Collected data:

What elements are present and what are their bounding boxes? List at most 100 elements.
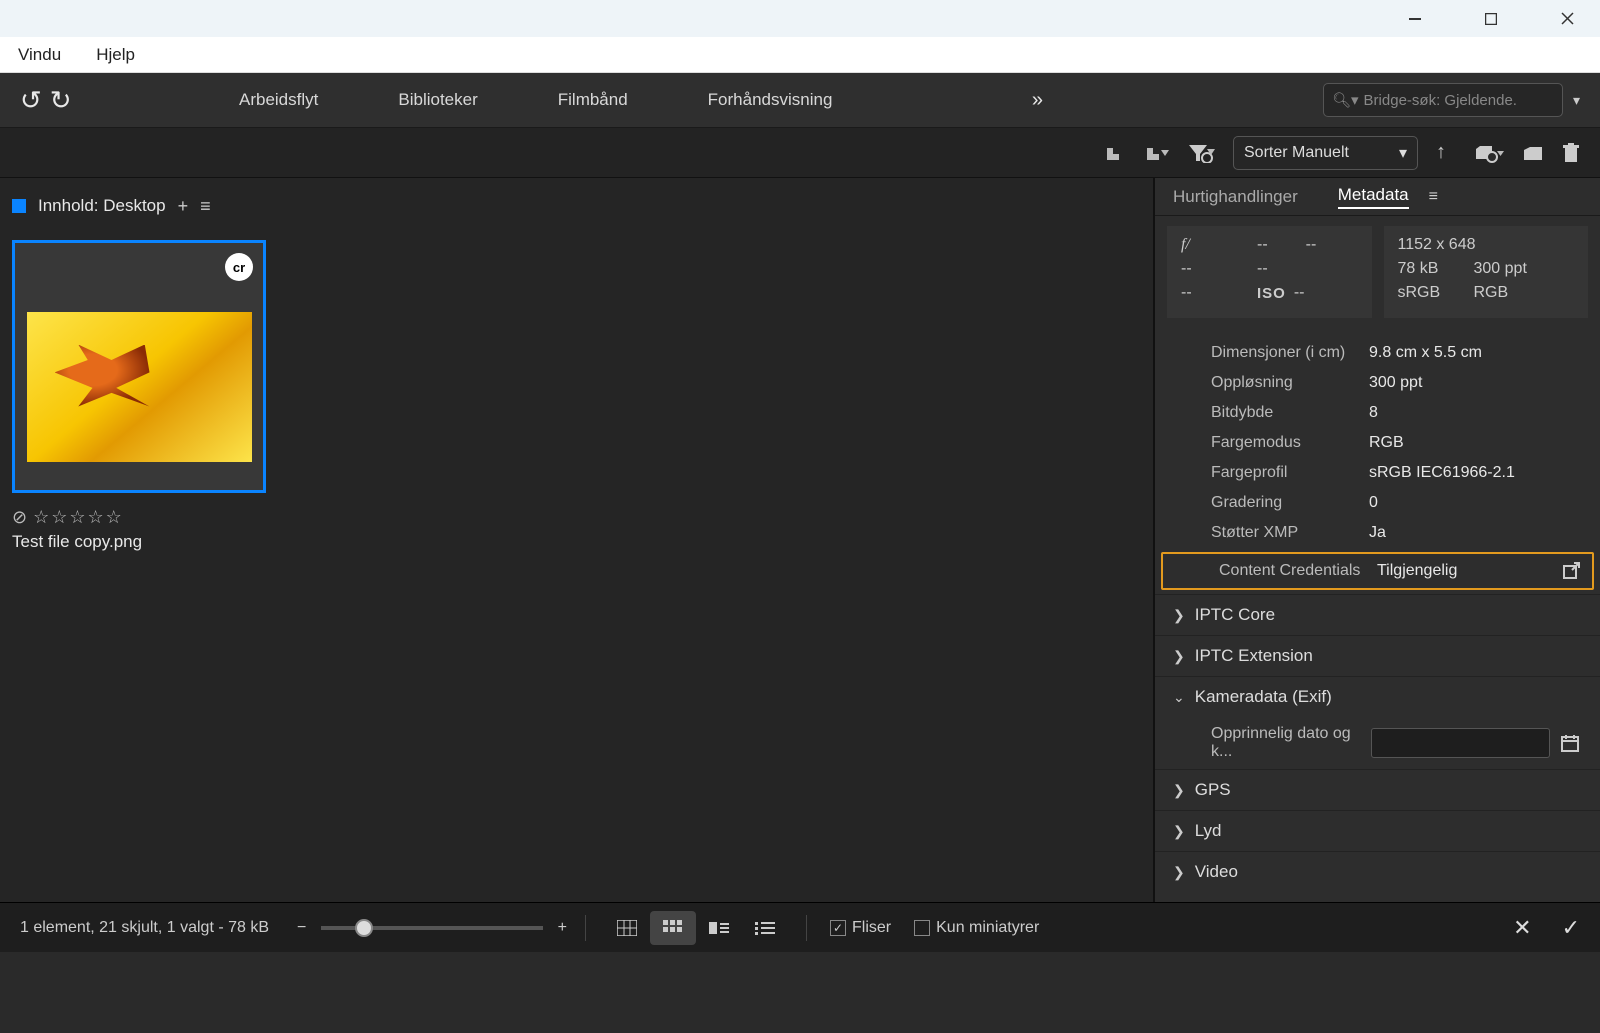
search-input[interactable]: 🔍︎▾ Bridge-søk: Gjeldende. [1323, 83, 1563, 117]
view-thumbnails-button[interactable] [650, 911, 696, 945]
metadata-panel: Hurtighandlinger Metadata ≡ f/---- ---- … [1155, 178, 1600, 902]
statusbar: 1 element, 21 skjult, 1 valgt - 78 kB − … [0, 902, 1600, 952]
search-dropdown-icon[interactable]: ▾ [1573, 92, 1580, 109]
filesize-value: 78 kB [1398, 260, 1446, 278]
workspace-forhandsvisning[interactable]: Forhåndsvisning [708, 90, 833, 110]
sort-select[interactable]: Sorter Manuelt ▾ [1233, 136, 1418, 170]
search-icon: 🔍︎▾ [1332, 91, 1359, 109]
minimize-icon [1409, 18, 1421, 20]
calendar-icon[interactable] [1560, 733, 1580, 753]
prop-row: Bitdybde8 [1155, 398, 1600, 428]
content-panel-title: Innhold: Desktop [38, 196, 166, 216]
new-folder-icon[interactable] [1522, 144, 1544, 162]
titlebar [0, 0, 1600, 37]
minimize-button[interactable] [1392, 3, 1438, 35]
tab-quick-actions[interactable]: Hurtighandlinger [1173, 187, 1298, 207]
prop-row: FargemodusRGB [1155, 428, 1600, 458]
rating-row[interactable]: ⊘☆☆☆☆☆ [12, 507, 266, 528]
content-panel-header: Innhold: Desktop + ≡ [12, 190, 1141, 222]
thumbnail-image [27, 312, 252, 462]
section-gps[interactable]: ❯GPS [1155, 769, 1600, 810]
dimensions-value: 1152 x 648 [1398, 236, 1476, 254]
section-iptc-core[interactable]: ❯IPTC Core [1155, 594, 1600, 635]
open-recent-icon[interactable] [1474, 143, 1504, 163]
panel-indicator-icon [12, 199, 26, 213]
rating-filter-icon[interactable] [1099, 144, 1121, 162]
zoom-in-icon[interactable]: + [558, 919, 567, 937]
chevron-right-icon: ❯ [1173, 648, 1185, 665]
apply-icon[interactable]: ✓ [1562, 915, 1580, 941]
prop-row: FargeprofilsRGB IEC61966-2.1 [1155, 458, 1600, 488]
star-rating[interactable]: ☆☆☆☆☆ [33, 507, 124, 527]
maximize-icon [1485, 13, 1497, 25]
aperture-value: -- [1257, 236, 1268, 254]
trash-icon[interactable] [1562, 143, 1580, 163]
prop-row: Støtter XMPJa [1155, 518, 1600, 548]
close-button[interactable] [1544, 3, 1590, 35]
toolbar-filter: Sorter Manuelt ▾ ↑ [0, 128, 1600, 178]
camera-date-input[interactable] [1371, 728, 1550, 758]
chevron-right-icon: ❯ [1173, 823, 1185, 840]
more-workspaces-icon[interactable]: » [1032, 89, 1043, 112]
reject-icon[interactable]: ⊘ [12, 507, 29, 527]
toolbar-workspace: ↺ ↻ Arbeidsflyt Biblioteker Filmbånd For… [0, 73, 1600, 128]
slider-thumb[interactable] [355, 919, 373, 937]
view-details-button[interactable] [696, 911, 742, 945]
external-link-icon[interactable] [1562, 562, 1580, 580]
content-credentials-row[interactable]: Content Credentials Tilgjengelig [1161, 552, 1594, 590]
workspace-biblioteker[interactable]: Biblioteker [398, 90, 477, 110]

**REQUIREMENT**
Please convert the listing above into a Markdown table with two columns, "Row" for the row number and "Line" for the line, leaving out blank lines and pictures.

**TASK RESULT**
| Row | Line |
|---|---|
| 1 | What elements are present and what are their bounding boxes? List at most 100 elements. |
| 2 | search-input[interactable]: 🔍︎▾ Bridge-søk: Gjeldende. [1323, 83, 1563, 117] |
| 3 | view-thumbnails-button[interactable] [650, 911, 696, 945] |
| 4 | metadata-panel: Hurtighandlinger Metadata ≡ f/---- ---- … [1155, 178, 1600, 902] |
| 5 | statusbar: 1 element, 21 skjult, 1 valgt - 78 kB − … [0, 902, 1600, 952] |
| 6 | search-dropdown-icon[interactable]: ▾ [1573, 92, 1580, 109] |
| 7 | filesize-value: 78 kB [1398, 260, 1446, 278] |
| 8 | workspace-forhandsvisning[interactable]: Forhåndsvisning [708, 90, 833, 110] |
| 9 | sort-select[interactable]: Sorter Manuelt ▾ [1233, 136, 1418, 170] |
| 10 | search-icon: 🔍︎▾ [1332, 91, 1359, 109] |
| 11 | minimize-icon [1409, 18, 1421, 20] |
| 12 | calendar-icon[interactable] [1560, 733, 1580, 753] |
| 13 | prop-row: Bitdybde8 [1155, 398, 1600, 428] |
| 14 | content-panel-title: Innhold: Desktop [38, 196, 166, 216] |
| 15 | new-folder-icon[interactable] [1522, 144, 1544, 162] |
| 16 | titlebar [0, 0, 1600, 37] |
| 17 | minimize-button[interactable] [1392, 3, 1438, 35] |
| 18 | tab-quick-actions[interactable]: Hurtighandlinger [1173, 187, 1298, 207] |
| 19 | prop-row: FargemodusRGB [1155, 428, 1600, 458] |
| 20 | rating-row[interactable]: ⊘☆☆☆☆☆ [12, 507, 266, 528] |
| 21 | content-panel-header: Innhold: Desktop + ≡ [12, 190, 1141, 222] |
| 22 | thumbnail-image [27, 312, 252, 462] |
| 23 | section-gps[interactable]: ❯GPS [1155, 769, 1600, 810] |
| 24 | dimensions-value: 1152 x 648 [1398, 236, 1476, 254] |
| 25 | section-iptc-core[interactable]: ❯IPTC Core [1155, 594, 1600, 635] |
| 26 | open-recent-icon[interactable] [1474, 143, 1504, 163] |
| 27 | panel-indicator-icon [12, 199, 26, 213] |
| 28 | rating-filter-icon[interactable] [1099, 144, 1121, 162] |
| 29 | zoom-in-icon[interactable]: + [558, 919, 567, 937] |
| 30 | chevron-right-icon: ❯ [1173, 648, 1185, 665] |
| 31 | apply-icon[interactable]: ✓ [1562, 915, 1580, 941] |
| 32 | prop-row: FargeprofilsRGB IEC61966-2.1 [1155, 458, 1600, 488] |
| 33 | star-rating[interactable]: ☆☆☆☆☆ [33, 507, 124, 527] |
| 34 | maximize-icon [1485, 13, 1497, 25] |
| 35 | aperture-value: -- [1257, 236, 1268, 254] |
| 36 | trash-icon[interactable] [1562, 143, 1580, 163] |
| 37 | prop-row: Støtter XMPJa [1155, 518, 1600, 548] |
| 38 | close-button[interactable] [1544, 3, 1590, 35] |
| 39 | toolbar-filter: Sorter Manuelt ▾ ↑ [0, 128, 1600, 178] |
| 40 | camera-date-input[interactable] [1371, 728, 1550, 758] |
| 41 | chevron-right-icon: ❯ [1173, 823, 1185, 840] |
| 42 | more-workspaces-icon[interactable]: » [1032, 89, 1043, 112] |
| 43 | reject-icon[interactable]: ⊘ [12, 507, 29, 527] |
| 44 | toolbar-workspace: ↺ ↻ Arbeidsflyt Biblioteker Filmbånd For… [0, 73, 1600, 128] |
| 45 | slider-thumb[interactable] [355, 919, 373, 937] |
| 46 | view-details-button[interactable] [696, 911, 742, 945] |
| 47 | external-link-icon[interactable] [1562, 562, 1580, 580] |
| 48 | content-credentials-row[interactable]: Content Credentials Tilgjengelig [1161, 552, 1594, 590] |
| 49 | workspace-biblioteker[interactable]: Biblioteker [398, 90, 477, 110] |